This is an archive of the discontinued LLVM Phabricator instance.

[lld-macho] Change loadReexport to handle the case where a TAPI re-exports to reference documents nested within other TBD.
ClosedPublic

Authored by oontvoo on Feb 24 2021, 8:57 PM.

Details

Summary

Currently, it was delibrately impleneted to not handle this case, but as it has turnt out, we need this feature.
The concrete use case is

`System/Library/Frameworks/Cocoa.framework/Versions/A/Cocoa` reexports
        /System/Library/Frameworks/AppKit.framework/Versions/C/AppKit , which then rexports
             /System/Library/PrivateFrameworks/UIFoundation.framework/Versions/A/UIFoundation`

The current implemention uses a global currentTopLevelTapi, which is not reset until it finishes loading the whole tree.
This is a problem because if the top-level is set to Cocoa, then when we get to UIFoundation, it will try to find UIFoundation in the current top level, which is Cocoa and will not find it.

The rules should be:

  • When loading a library from a TBD file, re-exports need to be looked up in the auxiliary documents within the same TBD.

- _Data entries_
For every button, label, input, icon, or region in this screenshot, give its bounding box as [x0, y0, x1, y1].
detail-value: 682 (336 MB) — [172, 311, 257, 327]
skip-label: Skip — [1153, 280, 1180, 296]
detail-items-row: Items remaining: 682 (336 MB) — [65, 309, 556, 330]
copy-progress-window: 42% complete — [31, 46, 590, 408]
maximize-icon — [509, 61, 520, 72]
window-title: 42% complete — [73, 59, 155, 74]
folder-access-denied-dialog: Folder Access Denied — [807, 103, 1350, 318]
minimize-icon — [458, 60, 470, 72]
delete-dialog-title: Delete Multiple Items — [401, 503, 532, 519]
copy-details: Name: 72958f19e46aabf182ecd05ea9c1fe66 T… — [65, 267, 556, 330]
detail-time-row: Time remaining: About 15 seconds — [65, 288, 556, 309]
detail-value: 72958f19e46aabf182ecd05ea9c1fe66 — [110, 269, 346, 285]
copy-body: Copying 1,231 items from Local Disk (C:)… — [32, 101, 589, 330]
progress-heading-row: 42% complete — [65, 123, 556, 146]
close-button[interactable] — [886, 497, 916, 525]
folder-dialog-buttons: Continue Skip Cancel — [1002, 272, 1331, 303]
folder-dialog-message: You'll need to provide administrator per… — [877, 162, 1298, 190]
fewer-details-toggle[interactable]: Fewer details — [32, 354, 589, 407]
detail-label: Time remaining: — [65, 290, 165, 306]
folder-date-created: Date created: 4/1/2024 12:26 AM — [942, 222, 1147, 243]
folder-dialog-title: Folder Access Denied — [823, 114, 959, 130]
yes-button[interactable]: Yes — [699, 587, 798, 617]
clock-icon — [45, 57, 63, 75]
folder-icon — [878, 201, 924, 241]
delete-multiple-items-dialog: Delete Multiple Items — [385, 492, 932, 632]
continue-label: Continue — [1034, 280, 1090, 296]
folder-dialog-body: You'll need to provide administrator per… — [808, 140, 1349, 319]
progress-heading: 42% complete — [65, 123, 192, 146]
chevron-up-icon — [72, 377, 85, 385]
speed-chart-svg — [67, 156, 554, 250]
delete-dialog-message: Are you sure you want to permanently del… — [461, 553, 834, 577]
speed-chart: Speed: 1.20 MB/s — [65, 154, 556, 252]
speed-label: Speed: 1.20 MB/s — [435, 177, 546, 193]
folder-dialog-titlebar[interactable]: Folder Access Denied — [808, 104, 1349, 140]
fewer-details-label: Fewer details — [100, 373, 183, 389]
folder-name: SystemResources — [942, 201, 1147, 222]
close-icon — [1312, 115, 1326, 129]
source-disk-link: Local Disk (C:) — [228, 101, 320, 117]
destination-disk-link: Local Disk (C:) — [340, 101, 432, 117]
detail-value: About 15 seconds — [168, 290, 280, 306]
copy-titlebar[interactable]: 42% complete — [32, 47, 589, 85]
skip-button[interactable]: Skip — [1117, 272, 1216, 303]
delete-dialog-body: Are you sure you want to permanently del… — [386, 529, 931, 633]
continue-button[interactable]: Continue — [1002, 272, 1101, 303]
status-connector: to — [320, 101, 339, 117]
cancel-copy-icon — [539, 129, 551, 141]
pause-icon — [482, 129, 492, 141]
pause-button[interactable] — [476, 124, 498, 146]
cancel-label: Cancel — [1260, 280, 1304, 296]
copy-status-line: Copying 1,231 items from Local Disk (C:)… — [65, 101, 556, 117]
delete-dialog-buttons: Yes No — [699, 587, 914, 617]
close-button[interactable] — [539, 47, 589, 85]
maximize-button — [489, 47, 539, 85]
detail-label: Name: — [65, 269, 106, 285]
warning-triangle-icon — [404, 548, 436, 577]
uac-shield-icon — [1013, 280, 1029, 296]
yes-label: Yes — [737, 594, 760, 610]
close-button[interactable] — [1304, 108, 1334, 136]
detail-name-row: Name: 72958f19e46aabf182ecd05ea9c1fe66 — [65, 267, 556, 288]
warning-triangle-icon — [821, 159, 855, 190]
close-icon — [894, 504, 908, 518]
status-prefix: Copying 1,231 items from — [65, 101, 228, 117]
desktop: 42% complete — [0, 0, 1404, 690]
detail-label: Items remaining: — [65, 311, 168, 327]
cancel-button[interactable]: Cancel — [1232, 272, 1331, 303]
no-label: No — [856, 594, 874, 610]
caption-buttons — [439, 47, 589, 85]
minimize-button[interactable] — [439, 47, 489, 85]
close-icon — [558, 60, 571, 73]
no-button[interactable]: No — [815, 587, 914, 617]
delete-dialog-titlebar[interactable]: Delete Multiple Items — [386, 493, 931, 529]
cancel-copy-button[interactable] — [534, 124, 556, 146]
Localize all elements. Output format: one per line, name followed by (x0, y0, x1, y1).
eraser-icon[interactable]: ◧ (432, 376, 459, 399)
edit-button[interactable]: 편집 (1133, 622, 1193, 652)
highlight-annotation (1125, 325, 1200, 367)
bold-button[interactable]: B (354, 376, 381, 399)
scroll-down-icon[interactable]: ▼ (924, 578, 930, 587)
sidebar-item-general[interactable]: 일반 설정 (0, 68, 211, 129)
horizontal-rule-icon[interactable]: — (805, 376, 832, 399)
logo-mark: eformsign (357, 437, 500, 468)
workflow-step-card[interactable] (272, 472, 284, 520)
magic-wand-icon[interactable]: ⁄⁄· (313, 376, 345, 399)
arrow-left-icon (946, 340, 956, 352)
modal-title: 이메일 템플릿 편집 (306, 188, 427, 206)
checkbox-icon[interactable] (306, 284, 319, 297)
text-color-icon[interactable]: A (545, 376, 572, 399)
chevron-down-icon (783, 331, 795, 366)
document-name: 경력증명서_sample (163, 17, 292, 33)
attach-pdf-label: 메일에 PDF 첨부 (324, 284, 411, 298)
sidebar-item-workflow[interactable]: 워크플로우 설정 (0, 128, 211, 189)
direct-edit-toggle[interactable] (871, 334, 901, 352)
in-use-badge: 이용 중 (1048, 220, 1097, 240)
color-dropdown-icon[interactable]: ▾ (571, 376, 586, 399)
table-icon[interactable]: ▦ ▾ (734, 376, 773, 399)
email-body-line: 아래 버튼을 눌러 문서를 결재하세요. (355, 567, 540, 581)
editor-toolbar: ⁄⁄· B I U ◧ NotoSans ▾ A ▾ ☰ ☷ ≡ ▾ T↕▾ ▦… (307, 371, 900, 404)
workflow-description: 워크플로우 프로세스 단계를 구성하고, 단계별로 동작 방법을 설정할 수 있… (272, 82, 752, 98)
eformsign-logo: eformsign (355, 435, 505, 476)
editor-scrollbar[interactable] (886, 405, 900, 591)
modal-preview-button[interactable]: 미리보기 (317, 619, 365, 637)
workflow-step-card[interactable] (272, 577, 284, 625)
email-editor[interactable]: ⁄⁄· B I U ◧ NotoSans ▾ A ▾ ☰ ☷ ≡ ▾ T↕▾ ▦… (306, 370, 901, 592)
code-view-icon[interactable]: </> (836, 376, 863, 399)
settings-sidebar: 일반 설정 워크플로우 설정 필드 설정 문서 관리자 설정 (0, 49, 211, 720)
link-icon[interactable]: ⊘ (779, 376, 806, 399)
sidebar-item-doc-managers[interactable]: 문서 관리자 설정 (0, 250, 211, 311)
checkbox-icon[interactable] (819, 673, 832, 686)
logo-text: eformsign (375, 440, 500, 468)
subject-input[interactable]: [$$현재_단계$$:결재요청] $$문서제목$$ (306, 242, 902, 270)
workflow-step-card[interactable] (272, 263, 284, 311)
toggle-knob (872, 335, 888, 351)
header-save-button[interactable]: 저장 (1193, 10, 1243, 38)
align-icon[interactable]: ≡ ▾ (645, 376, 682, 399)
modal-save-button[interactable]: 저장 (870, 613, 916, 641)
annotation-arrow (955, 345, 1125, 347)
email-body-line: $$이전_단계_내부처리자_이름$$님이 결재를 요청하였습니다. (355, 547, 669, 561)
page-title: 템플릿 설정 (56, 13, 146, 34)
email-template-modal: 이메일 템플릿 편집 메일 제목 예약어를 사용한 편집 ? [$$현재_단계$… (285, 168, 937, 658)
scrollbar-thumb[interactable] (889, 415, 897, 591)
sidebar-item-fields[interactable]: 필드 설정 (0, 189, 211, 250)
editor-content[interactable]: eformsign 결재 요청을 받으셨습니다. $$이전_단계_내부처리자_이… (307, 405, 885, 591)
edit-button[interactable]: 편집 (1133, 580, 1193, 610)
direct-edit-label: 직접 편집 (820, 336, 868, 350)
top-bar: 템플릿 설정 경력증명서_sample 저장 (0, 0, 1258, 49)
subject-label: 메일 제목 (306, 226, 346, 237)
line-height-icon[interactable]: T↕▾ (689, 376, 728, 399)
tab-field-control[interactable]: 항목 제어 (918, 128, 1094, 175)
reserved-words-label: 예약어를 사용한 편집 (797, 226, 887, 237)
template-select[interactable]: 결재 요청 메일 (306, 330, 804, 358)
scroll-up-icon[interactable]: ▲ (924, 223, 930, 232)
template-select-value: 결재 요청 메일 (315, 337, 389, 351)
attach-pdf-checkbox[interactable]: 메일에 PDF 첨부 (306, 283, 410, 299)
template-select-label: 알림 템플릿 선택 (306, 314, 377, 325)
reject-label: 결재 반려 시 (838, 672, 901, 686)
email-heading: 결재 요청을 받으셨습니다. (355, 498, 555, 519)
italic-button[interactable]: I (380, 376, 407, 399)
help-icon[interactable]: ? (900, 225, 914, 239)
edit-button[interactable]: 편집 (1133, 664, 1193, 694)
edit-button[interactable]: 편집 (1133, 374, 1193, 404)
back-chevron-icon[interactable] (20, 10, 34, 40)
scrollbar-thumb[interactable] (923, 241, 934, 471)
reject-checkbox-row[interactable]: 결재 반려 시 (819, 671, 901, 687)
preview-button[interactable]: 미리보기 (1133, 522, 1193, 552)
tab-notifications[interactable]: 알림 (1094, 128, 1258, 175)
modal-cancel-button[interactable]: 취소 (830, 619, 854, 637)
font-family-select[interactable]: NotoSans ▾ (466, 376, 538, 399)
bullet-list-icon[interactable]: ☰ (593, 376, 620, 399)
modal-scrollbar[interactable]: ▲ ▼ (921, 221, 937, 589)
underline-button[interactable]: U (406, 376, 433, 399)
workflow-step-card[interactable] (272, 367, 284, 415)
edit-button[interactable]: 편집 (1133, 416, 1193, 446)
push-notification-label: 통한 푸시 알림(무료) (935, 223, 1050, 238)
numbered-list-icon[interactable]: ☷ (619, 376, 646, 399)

- _Tasks to complete_
1) From the lld-macho review text, repeat word for word the passage that begins at the words "The current implemention" and stops after the words "the same TBD.".
2) In the lld-macho review text, what global does the current implementation rely on when loading the re-export tree?

- _Answers to the problems_
1)
The current implemention uses a global currentTopLevelTapi, which is not reset until it finishes loading the whole tree.
This is a problem because if the top-level is set to Cocoa, then when we get to UIFoundation, it will try to find UIFoundation in the current top level, which is Cocoa and will not find it.

The rules should be:

  • When loading a library from a TBD file, re-exports need to be looked up in the auxiliary documents within the same TBD.

2) It relies on the global currentTopLevelTapi, which is not reset until the whole tree finishes loading.